===== Data excerpts

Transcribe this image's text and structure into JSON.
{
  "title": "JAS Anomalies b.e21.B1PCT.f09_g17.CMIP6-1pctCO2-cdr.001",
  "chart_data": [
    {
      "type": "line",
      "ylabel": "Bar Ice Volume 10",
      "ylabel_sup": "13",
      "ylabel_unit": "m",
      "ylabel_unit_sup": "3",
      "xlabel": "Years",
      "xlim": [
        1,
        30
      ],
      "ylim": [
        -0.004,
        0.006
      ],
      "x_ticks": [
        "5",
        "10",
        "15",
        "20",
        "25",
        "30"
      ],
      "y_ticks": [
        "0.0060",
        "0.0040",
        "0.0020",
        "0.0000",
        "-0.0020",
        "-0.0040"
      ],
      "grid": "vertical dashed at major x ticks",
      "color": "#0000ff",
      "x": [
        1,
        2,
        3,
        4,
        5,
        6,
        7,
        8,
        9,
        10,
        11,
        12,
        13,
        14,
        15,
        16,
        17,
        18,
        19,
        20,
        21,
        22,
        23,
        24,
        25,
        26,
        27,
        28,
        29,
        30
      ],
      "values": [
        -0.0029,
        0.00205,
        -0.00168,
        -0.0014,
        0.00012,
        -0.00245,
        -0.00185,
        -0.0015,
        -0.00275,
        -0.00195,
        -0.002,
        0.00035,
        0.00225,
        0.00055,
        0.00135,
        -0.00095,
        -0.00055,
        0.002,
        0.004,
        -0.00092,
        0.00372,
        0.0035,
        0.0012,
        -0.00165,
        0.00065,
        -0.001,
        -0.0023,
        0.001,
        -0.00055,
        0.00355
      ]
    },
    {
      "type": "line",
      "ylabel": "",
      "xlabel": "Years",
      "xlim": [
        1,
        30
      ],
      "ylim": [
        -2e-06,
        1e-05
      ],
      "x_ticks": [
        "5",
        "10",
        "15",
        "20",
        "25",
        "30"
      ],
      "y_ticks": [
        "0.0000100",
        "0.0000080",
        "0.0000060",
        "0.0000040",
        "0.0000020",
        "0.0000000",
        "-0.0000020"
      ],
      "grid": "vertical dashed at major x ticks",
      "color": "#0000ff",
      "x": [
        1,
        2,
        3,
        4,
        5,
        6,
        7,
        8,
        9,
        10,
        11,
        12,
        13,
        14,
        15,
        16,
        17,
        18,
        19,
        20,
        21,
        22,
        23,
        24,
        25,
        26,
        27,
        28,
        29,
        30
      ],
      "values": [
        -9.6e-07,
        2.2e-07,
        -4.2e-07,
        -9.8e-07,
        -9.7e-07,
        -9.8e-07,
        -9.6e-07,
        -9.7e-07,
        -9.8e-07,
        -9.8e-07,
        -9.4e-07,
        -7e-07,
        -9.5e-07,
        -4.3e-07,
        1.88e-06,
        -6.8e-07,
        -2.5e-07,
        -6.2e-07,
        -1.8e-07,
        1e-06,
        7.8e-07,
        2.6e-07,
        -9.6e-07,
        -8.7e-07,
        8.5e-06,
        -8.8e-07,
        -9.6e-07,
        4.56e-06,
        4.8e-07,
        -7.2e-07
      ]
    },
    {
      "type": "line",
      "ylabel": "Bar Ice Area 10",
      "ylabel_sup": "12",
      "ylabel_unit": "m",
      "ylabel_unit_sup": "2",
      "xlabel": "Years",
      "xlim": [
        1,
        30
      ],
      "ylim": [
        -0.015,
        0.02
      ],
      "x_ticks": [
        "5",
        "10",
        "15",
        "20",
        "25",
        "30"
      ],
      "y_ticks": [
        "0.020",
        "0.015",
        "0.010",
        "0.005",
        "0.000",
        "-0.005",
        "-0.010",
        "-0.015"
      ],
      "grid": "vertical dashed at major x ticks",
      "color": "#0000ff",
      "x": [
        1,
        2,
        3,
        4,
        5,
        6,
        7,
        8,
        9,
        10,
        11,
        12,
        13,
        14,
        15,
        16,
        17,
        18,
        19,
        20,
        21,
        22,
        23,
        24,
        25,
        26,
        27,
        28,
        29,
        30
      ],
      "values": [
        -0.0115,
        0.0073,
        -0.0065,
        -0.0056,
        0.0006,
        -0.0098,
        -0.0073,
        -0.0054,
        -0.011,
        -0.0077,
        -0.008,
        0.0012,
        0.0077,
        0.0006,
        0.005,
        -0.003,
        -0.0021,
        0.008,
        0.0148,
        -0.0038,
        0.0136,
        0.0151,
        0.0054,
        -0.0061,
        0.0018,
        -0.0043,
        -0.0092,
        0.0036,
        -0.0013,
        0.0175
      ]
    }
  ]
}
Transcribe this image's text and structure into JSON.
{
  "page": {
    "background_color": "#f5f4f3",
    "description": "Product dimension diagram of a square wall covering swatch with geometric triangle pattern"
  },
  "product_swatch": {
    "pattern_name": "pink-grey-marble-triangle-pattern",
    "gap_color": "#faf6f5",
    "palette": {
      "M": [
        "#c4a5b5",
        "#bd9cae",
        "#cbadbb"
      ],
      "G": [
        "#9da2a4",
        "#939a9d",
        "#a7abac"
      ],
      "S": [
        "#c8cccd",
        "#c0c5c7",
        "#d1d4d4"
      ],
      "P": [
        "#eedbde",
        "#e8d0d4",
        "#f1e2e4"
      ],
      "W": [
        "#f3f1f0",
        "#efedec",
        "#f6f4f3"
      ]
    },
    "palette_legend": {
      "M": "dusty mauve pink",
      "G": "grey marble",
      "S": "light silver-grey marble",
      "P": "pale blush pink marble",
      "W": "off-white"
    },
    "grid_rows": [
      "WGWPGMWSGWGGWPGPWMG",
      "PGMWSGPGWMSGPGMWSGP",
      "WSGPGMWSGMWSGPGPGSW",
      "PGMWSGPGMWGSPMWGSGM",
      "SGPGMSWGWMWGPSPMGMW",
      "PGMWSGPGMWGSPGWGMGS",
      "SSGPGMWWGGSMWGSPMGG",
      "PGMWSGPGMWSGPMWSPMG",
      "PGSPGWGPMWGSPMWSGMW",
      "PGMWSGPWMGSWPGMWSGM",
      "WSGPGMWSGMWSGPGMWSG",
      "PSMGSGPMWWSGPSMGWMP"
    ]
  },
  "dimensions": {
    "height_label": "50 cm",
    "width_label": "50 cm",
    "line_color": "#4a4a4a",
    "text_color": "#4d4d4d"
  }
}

==========

(Work required)
Give back all the records exactly as they stand.

(Answer to the task)
Transcribe this image's text and structure into JSON.
{
  "title": "JAS Anomalies b.e21.B1PCT.f09_g17.CMIP6-1pctCO2-cdr.001",
  "chart_data": [
    {
      "type": "line",
      "ylabel": "Bar Ice Volume 10",
      "ylabel_sup": "13",
      "ylabel_unit": "m",
      "ylabel_unit_sup": "3",
      "xlabel": "Years",
      "xlim": [
        1,
        30
      ],
      "ylim": [
        -0.004,
        0.006
      ],
      "x_ticks": [
        "5",
        "10",
        "15",
        "20",
        "25",
        "30"
      ],
      "y_ticks": [
        "0.0060",
        "0.0040",
        "0.0020",
        "0.0000",
        "-0.0020",
        "-0.0040"
      ],
      "grid": "vertical dashed at major x ticks",
      "color": "#0000ff",
      "x": [
        1,
        2,
        3,
        4,
        5,
        6,
        7,
        8,
        9,
        10,
        11,
        12,
        13,
        14,
        15,
        16,
        17,
        18,
        19,
        20,
        21,
        22,
        23,
        24,
        25,
        26,
        27,
        28,
        29,
        30
      ],
      "values": [
        -0.0029,
        0.00205,
        -0.00168,
        -0.0014,
        0.00012,
        -0.00245,
        -0.00185,
        -0.0015,
        -0.00275,
        -0.00195,
        -0.002,
        0.00035,
        0.00225,
        0.00055,
        0.00135,
        -0.00095,
        -0.00055,
        0.002,
        0.004,
        -0.00092,
        0.00372,
        0.0035,
        0.0012,
        -0.00165,
        0.00065,
        -0.001,
        -0.0023,
        0.001,
        -0.00055,
        0.00355
      ]
    },
    {
      "type": "line",
      "ylabel": "",
      "xlabel": "Years",
      "xlim": [
        1,
        30
      ],
      "ylim": [
        -2e-06,
        1e-05
      ],
      "x_ticks": [
        "5",
        "10",
        "15",
        "20",
        "25",
        "30"
      ],
      "y_ticks": [
        "0.0000100",
        "0.0000080",
        "0.0000060",
        "0.0000040",
        "0.0000020",
        "0.0000000",
        "-0.0000020"
      ],
      "grid": "vertical dashed at major x ticks",
      "color": "#0000ff",
      "x": [
        1,
        2,
        3,
        4,
        5,
        6,
        7,
        8,
        9,
        10,
        11,
        12,
        13,
        14,
        15,
        16,
        17,
        18,
        19,
        20,
        21,
        22,
        23,
        24,
        25,
        26,
        27,
        28,
        29,
        30
      ],
      "values": [
        -9.6e-07,
        2.2e-07,
        -4.2e-07,
        -9.8e-07,
        -9.7e-07,
        -9.8e-07,
        -9.6e-07,
        -9.7e-07,
        -9.8e-07,
        -9.8e-07,
        -9.4e-07,
        -7e-07,
        -9.5e-07,
        -4.3e-07,
        1.88e-06,
        -6.8e-07,
        -2.5e-07,
        -6.2e-07,
        -1.8e-07,
        1e-06,
        7.8e-07,
        2.6e-07,
        -9.6e-07,
        -8.7e-07,
        8.5e-06,
        -8.8e-07,
        -9.6e-07,
        4.56e-06,
        4.8e-07,
        -7.2e-07
      ]
    },
    {
      "type": "line",
      "ylabel": "Bar Ice Area 10",
      "ylabel_sup": "12",
      "ylabel_unit": "m",
      "ylabel_unit_sup": "2",
      "xlabel": "Years",
      "xlim": [
        1,
        30
      ],
      "ylim": [
        -0.015,
        0.02
      ],
      "x_ticks": [
        "5",
        "10",
        "15",
        "20",
        "25",
        "30"
      ],
      "y_ticks": [
        "0.020",
        "0.015",
        "0.010",
        "0.005",
        "0.000",
        "-0.005",
        "-0.010",
        "-0.015"
      ],
      "grid": "vertical dashed at major x ticks",
      "color": "#0000ff",
      "x": [
        1,
        2,
        3,
        4,
        5,
        6,
        7,
        8,
        9,
        10,
        11,
        12,
        13,
        14,
        15,
        16,
        17,
        18,
        19,
        20,
        21,
        22,
        23,
        24,
        25,
        26,
        27,
        28,
        29,
        30
      ],
      "values": [
        -0.0115,
        0.0073,
        -0.0065,
        -0.0056,
        0.0006,
        -0.0098,
        -0.0073,
        -0.0054,
        -0.011,
        -0.0077,
        -0.008,
        0.0012,
        0.0077,
        0.0006,
        0.005,
        -0.003,
        -0.0021,
        0.008,
        0.0148,
        -0.0038,
        0.0136,
        0.0151,
        0.0054,
        -0.0061,
        0.0018,
        -0.0043,
        -0.0092,
        0.0036,
        -0.0013,
        0.0175
      ]
    }
  ]
}
Transcribe this image's text and structure into JSON.
{
  "page": {
    "background_color": "#f5f4f3",
    "description": "Product dimension diagram of a square wall covering swatch with geometric triangle pattern"
  },
  "product_swatch": {
    "pattern_name": "pink-grey-marble-triangle-pattern",
    "gap_color": "#faf6f5",
    "palette": {
      "M": [
        "#c4a5b5",
        "#bd9cae",
        "#cbadbb"
      ],
      "G": [
        "#9da2a4",
        "#939a9d",
        "#a7abac"
      ],
      "S": [
        "#c8cccd",
        "#c0c5c7",
        "#d1d4d4"
      ],
      "P": [
        "#eedbde",
        "#e8d0d4",
        "#f1e2e4"
      ],
      "W": [
        "#f3f1f0",
        "#efedec",
        "#f6f4f3"
      ]
    },
    "palette_legend": {
      "M": "dusty mauve pink",
      "G": "grey marble",
      "S": "light silver-grey marble",
      "P": "pale blush pink marble",
      "W": "off-white"
    },
    "grid_rows": [
      "WGWPGMWSGWGGWPGPWMG",
      "PGMWSGPGWMSGPGMWSGP",
      "WSGPGMWSGMWSGPGPGSW",
      "PGMWSGPGMWGSPMWGSGM",
      "SGPGMSWGWMWGPSPMGMW",
      "PGMWSGPGMWGSPGWGMGS",
      "SSGPGMWWGGSMWGSPMGG",
      "PGMWSGPGMWSGPMWSPMG",
      "PGSPGWGPMWGSPMWSGMW",
      "PGMWSGPWMGSWPGMWSGM",
      "WSGPGMWSGMWSGPGMWSG",
      "PSMGSGPMWWSGPSMGWMP"
    ]
  },
  "dimensions": {
    "height_label": "50 cm",
    "width_label": "50 cm",
    "line_color": "#4a4a4a",
    "text_color": "#4d4d4d"
  }
}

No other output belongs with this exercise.